What is being asked »
Output all lines exactly, with nothing added or dropped.

# start of Given entries

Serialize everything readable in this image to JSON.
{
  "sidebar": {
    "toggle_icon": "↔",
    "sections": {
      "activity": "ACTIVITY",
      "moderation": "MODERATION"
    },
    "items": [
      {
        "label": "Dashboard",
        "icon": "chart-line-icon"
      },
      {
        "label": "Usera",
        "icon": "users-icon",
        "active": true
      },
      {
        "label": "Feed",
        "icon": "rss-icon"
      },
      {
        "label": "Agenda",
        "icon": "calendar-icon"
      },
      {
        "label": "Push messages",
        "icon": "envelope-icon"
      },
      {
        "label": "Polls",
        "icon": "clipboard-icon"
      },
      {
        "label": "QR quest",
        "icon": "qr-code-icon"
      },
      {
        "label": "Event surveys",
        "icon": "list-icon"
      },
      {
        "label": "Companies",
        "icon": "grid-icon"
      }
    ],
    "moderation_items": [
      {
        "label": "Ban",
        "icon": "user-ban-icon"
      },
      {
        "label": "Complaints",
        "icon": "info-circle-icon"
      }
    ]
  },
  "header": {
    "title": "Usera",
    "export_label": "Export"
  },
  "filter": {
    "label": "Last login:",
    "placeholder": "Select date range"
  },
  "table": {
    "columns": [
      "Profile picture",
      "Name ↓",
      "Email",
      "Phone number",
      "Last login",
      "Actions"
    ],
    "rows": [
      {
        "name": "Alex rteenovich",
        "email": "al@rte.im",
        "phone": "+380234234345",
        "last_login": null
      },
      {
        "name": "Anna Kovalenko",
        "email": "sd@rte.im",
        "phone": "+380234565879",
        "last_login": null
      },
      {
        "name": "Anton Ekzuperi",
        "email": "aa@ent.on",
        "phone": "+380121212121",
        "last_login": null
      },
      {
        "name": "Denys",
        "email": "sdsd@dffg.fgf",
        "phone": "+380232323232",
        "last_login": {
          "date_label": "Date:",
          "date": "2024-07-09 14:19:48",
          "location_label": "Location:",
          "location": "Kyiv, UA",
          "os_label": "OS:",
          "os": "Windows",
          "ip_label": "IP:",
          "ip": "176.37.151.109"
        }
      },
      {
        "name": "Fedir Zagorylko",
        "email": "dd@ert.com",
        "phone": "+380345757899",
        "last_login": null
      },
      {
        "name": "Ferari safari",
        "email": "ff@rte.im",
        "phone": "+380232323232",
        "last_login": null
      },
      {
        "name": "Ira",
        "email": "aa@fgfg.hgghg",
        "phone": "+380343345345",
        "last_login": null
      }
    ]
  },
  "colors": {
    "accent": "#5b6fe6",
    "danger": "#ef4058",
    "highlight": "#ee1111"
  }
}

# end of Given entries

Task result »
Serialize everything readable in this image to JSON.
{
  "sidebar": {
    "toggle_icon": "↔",
    "sections": {
      "activity": "ACTIVITY",
      "moderation": "MODERATION"
    },
    "items": [
      {
        "label": "Dashboard",
        "icon": "chart-line-icon"
      },
      {
        "label": "Usera",
        "icon": "users-icon",
        "active": true
      },
      {
        "label": "Feed",
        "icon": "rss-icon"
      },
      {
        "label": "Agenda",
        "icon": "calendar-icon"
      },
      {
        "label": "Push messages",
        "icon": "envelope-icon"
      },
      {
        "label": "Polls",
        "icon": "clipboard-icon"
      },
      {
        "label": "QR quest",
        "icon": "qr-code-icon"
      },
      {
        "label": "Event surveys",
        "icon": "list-icon"
      },
      {
        "label": "Companies",
        "icon": "grid-icon"
      }
    ],
    "moderation_items": [
      {
        "label": "Ban",
        "icon": "user-ban-icon"
      },
      {
        "label": "Complaints",
        "icon": "info-circle-icon"
      }
    ]
  },
  "header": {
    "title": "Usera",
    "export_label": "Export"
  },
  "filter": {
    "label": "Last login:",
    "placeholder": "Select date range"
  },
  "table": {
    "columns": [
      "Profile picture",
      "Name ↓",
      "Email",
      "Phone number",
      "Last login",
      "Actions"
    ],
    "rows": [
      {
        "name": "Alex rteenovich",
        "email": "al@rte.im",
        "phone": "+380234234345",
        "last_login": null
      },
      {
        "name": "Anna Kovalenko",
        "email": "sd@rte.im",
        "phone": "+380234565879",
        "last_login": null
      },
      {
        "name": "Anton Ekzuperi",
        "email": "aa@ent.on",
        "phone": "+380121212121",
        "last_login": null
      },
      {
        "name": "Denys",
        "email": "sdsd@dffg.fgf",
        "phone": "+380232323232",
        "last_login": {
          "date_label": "Date:",
          "date": "2024-07-09 14:19:48",
          "location_label": "Location:",
          "location": "Kyiv, UA",
          "os_label": "OS:",
          "os": "Windows",
          "ip_label": "IP:",
          "ip": "176.37.151.109"
        }
      },
      {
        "name": "Fedir Zagorylko",
        "email": "dd@ert.com",
        "phone": "+380345757899",
        "last_login": null
      },
      {
        "name": "Ferari safari",
        "email": "ff@rte.im",
        "phone": "+380232323232",
        "last_login": null
      },
      {
        "name": "Ira",
        "email": "aa@fgfg.hgghg",
        "phone": "+380343345345",
        "last_login": null
      }
    ]
  },
  "colors": {
    "accent": "#5b6fe6",
    "danger": "#ef4058",
    "highlight": "#ee1111"
  }
}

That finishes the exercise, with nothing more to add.